» WHAT THE TASK ASKS: Search the listing for the string "glasses" and copy every line that contains it.

» EXCERPTED DATA:
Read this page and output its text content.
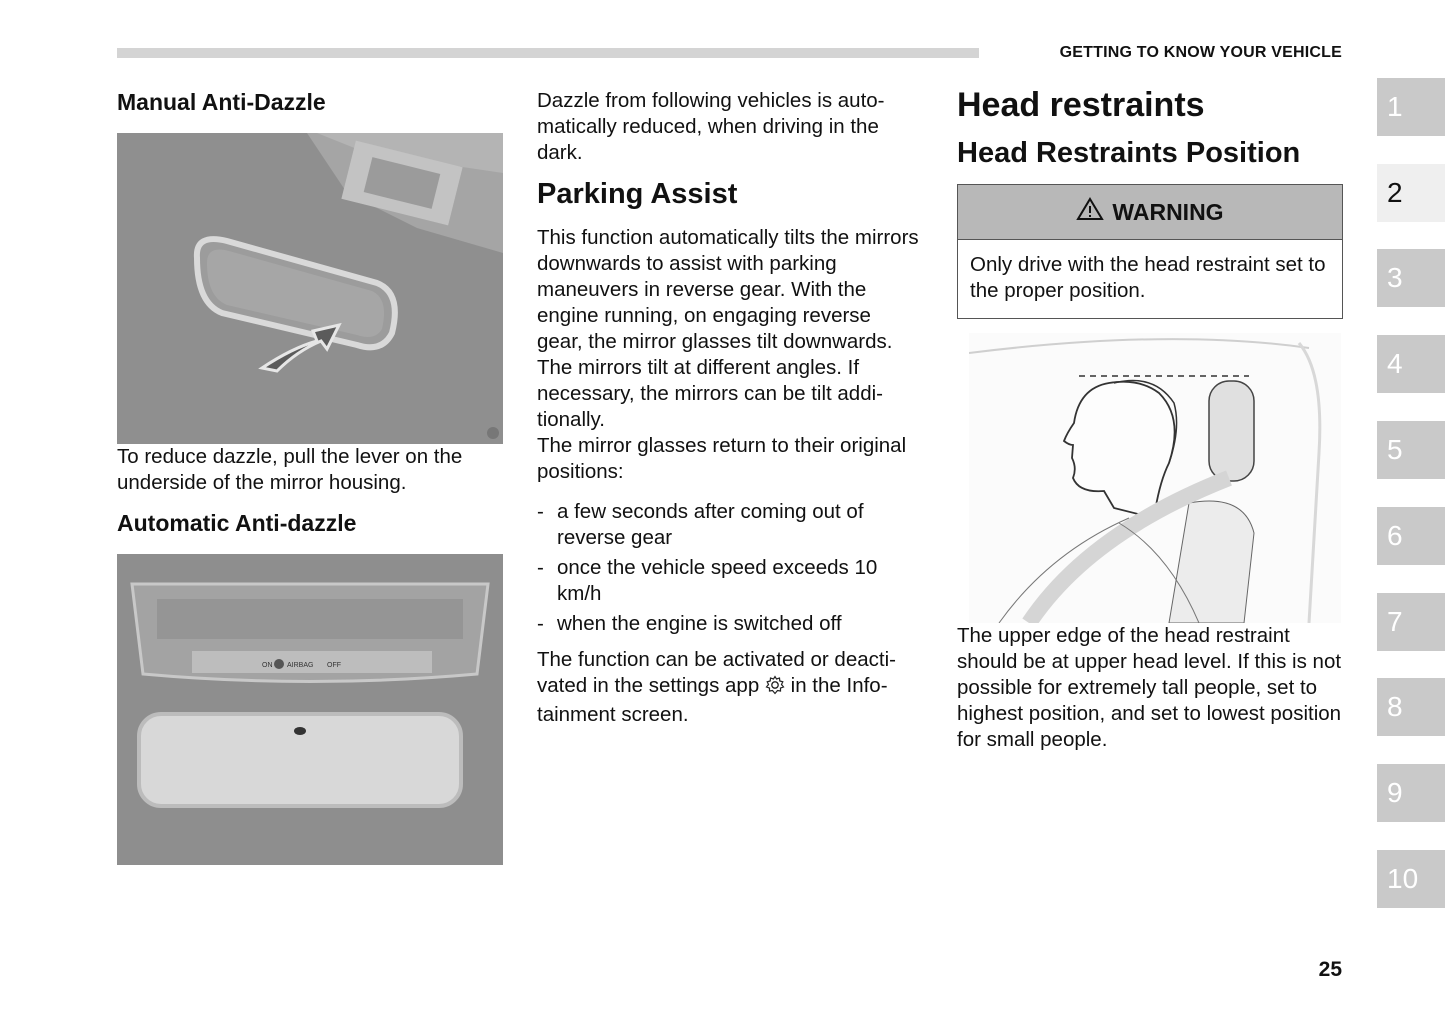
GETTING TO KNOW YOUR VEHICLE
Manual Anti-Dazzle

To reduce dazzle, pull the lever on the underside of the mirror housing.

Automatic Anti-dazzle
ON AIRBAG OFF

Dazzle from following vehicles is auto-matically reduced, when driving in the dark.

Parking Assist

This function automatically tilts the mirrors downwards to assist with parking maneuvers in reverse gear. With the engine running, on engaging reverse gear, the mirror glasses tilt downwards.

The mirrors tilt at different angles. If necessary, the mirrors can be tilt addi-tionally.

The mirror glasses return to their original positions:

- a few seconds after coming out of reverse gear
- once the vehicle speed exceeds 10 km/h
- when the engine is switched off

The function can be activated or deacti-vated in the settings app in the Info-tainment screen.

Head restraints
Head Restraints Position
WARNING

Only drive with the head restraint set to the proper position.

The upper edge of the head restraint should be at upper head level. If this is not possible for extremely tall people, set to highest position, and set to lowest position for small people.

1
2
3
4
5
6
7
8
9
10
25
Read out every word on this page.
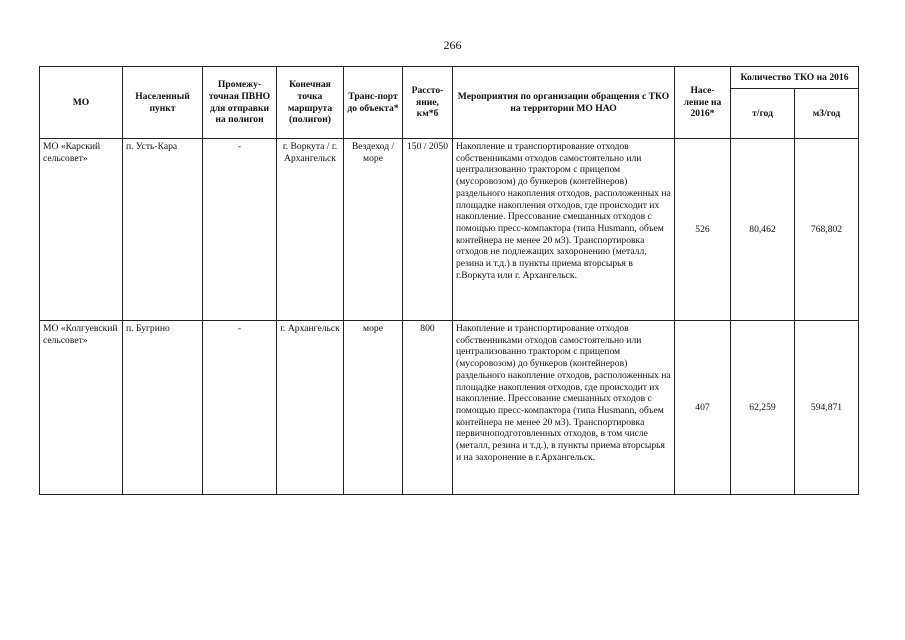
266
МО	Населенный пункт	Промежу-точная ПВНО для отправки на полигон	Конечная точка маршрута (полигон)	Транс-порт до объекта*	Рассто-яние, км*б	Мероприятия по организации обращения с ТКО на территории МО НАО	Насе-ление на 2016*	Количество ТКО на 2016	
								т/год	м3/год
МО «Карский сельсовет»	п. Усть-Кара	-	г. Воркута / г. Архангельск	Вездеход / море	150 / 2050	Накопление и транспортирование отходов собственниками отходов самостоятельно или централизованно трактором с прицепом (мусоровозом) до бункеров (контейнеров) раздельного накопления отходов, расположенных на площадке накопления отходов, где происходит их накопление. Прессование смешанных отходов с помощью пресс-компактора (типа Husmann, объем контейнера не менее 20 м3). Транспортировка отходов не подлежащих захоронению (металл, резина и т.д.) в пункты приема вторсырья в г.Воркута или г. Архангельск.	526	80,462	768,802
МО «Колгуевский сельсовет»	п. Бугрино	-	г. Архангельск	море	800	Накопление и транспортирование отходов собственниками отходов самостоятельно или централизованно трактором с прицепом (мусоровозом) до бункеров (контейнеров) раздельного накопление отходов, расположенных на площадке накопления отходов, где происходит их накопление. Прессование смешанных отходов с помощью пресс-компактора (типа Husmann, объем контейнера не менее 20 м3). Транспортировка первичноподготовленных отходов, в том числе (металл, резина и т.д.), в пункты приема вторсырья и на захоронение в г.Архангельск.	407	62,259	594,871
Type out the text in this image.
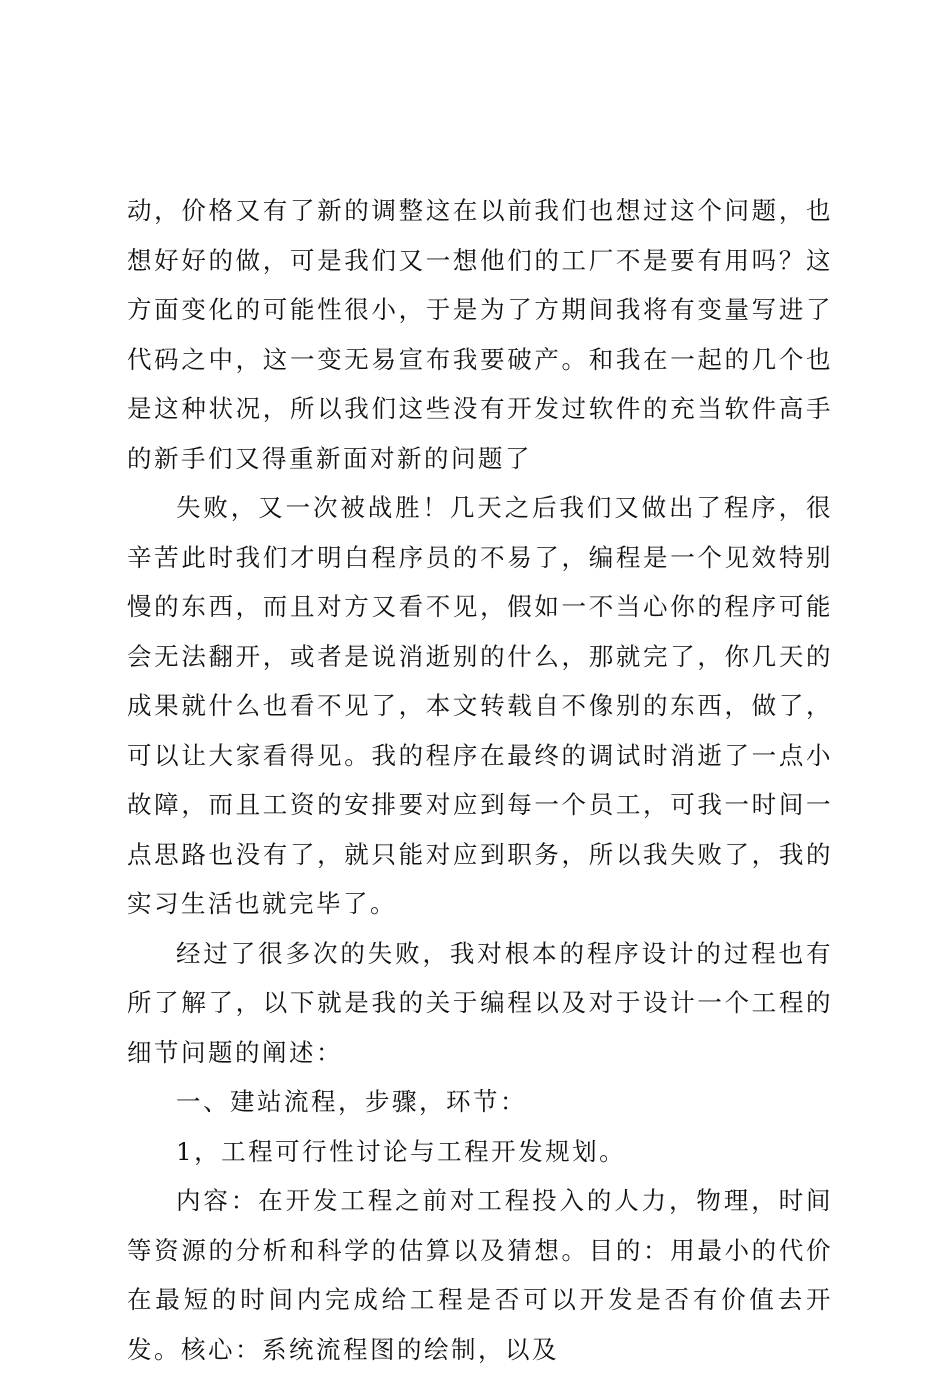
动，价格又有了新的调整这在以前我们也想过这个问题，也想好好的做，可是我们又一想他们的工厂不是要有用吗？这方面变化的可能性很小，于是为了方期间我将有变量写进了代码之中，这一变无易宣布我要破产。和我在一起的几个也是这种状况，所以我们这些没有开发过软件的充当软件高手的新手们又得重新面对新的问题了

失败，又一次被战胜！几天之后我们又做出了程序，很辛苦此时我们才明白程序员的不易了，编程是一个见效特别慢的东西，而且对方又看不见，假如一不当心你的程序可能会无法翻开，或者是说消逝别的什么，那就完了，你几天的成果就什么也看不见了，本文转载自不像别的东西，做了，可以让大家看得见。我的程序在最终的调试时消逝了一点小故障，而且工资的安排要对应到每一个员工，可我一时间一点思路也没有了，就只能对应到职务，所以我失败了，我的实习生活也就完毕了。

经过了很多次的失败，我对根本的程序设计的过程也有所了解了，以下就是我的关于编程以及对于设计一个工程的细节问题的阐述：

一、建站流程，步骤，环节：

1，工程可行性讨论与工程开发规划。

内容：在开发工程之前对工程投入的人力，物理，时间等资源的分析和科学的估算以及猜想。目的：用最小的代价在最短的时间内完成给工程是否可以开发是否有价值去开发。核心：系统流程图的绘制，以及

» EXERCISE RESULT:
This function automatically tilts the mirrors downwards to assist with parking maneuvers in reverse gear. With the engine running, on engaging reverse gear, the mirror glasses tilt downwards.
The mirror glasses return to their original positions:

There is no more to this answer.